>> Begin

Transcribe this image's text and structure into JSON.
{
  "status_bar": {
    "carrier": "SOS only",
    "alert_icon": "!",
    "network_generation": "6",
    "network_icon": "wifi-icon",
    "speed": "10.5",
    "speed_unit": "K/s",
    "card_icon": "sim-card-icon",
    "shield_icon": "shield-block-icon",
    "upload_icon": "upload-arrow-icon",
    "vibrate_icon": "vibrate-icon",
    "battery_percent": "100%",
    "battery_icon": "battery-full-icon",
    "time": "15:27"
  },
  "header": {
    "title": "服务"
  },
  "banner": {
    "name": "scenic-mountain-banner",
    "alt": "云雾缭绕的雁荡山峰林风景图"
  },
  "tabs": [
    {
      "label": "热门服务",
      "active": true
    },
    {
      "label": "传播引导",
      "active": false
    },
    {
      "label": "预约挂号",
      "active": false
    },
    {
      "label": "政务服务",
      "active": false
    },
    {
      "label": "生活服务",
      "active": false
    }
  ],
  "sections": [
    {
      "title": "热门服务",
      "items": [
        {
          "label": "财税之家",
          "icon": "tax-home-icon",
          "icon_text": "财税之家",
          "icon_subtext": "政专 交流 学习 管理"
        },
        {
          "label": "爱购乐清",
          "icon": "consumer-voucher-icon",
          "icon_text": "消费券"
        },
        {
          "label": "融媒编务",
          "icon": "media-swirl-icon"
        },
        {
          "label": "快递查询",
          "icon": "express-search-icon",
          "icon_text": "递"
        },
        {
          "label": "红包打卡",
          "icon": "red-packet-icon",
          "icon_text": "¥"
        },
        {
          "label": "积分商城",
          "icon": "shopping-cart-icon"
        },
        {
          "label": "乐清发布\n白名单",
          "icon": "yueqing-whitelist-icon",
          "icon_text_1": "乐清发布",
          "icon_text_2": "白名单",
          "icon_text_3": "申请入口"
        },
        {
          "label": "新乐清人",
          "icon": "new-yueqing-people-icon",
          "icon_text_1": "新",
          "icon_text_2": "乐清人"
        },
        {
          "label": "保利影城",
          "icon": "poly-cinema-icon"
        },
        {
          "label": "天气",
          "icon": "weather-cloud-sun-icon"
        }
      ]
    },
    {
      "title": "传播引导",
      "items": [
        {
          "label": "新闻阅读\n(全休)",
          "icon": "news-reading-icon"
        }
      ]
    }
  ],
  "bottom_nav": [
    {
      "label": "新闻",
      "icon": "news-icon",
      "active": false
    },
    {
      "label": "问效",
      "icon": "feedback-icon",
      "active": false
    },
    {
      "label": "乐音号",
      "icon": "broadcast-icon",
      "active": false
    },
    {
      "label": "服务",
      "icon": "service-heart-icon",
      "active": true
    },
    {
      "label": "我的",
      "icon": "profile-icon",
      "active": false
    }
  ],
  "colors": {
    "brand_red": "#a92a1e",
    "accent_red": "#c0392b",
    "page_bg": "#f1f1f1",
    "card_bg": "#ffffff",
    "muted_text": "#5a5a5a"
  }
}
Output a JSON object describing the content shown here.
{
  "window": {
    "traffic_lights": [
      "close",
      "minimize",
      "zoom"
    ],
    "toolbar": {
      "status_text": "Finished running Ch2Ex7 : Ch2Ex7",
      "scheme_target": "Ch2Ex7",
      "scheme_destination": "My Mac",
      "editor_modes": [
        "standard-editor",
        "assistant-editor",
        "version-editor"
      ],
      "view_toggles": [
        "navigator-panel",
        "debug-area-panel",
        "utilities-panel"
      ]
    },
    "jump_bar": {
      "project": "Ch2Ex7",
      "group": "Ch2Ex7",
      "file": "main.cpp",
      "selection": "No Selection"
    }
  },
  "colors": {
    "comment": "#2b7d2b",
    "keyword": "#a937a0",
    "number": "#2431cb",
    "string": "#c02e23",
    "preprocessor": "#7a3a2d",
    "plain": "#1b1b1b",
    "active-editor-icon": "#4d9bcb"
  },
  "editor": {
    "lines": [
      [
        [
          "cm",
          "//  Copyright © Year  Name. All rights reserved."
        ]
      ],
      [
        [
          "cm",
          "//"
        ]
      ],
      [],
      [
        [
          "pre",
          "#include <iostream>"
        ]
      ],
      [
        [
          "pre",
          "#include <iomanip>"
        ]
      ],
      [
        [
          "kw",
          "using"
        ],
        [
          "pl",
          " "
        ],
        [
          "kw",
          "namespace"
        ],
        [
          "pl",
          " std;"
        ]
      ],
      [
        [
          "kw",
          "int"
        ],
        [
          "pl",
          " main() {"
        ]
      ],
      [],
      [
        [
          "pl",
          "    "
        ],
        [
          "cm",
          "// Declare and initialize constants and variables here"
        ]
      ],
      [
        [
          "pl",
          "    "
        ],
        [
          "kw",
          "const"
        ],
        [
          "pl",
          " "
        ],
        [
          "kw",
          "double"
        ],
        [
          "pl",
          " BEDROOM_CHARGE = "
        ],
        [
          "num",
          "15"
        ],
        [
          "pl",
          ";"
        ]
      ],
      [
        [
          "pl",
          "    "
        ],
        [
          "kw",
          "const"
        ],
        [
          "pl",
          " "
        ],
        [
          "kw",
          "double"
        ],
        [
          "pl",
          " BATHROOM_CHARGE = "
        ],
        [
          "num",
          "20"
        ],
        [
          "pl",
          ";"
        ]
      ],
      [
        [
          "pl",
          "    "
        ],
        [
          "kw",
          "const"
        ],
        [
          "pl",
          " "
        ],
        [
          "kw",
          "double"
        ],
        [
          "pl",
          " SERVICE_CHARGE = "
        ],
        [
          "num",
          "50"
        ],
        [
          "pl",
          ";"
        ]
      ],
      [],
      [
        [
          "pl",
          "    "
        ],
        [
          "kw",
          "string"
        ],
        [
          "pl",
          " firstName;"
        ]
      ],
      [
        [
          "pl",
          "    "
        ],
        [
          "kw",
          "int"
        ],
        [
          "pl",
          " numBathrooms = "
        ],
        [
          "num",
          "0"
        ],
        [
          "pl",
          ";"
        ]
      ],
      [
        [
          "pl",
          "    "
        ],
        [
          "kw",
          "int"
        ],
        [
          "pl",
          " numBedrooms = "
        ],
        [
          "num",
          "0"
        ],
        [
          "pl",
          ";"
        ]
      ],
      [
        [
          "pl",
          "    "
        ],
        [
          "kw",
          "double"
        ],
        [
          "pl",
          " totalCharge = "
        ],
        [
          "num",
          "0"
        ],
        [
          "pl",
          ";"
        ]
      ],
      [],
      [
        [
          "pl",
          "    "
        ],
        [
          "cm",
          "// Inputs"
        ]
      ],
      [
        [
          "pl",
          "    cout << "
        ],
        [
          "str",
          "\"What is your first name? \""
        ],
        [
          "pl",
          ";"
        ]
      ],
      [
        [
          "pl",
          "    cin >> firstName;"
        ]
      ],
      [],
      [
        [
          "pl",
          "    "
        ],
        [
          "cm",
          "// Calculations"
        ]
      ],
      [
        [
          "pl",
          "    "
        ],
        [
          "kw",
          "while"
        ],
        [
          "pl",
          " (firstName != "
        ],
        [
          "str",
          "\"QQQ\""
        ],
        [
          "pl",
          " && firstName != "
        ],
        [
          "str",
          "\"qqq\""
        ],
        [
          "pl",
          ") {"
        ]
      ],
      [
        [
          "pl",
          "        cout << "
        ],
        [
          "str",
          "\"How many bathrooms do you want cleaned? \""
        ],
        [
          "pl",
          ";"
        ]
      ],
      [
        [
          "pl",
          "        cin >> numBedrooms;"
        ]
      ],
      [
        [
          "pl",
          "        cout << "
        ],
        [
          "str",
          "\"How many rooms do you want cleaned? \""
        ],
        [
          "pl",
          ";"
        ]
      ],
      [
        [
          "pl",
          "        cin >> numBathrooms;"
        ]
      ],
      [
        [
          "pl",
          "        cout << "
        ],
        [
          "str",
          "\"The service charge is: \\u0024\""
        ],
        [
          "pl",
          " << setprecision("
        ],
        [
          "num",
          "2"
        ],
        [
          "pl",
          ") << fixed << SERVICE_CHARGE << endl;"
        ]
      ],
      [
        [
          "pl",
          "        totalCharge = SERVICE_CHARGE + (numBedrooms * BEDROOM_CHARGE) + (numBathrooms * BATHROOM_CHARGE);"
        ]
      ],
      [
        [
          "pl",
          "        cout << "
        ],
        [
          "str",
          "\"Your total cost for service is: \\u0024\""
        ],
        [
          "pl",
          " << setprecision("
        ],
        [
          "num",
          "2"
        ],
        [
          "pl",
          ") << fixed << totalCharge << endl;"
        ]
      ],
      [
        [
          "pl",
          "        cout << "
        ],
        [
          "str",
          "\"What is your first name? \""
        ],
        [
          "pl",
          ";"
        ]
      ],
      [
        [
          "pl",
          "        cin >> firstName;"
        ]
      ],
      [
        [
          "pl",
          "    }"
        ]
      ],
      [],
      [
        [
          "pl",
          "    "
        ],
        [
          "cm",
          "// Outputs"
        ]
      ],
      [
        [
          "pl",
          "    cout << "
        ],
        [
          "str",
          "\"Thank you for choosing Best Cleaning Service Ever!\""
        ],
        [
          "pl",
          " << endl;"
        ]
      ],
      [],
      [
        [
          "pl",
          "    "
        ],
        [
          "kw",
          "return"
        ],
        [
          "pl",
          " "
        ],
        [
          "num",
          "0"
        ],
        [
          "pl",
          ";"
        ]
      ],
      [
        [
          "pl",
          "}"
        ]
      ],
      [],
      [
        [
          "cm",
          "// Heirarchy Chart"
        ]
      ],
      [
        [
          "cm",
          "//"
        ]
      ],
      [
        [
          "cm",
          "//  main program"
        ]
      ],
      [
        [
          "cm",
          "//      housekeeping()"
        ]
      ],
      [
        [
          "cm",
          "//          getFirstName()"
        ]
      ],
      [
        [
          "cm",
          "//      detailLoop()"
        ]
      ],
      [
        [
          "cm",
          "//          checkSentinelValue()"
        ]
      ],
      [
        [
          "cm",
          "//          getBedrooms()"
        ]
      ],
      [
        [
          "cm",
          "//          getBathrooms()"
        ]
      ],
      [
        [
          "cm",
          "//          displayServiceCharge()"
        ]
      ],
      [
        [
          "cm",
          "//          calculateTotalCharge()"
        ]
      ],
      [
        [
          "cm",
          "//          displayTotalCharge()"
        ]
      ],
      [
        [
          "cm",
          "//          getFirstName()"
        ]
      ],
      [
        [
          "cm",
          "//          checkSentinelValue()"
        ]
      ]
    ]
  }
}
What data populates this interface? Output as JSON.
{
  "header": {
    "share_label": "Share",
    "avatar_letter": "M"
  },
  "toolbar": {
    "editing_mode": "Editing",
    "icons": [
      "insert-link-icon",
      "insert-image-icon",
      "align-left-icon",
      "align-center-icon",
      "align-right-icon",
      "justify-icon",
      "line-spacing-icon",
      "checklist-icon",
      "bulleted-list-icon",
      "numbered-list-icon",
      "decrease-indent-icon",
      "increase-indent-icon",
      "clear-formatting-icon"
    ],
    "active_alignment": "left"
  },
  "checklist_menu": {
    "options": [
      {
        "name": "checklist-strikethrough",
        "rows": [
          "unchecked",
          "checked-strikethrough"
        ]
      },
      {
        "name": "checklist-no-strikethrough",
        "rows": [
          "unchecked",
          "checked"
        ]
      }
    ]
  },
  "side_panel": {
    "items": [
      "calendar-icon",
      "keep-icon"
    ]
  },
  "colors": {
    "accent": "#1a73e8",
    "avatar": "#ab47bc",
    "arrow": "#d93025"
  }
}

>> End

Search the entries for the word "news", then gather every line that has it.

▶ [Expected answer]
          "icon": "news-reading-icon"
      "icon": "news-icon",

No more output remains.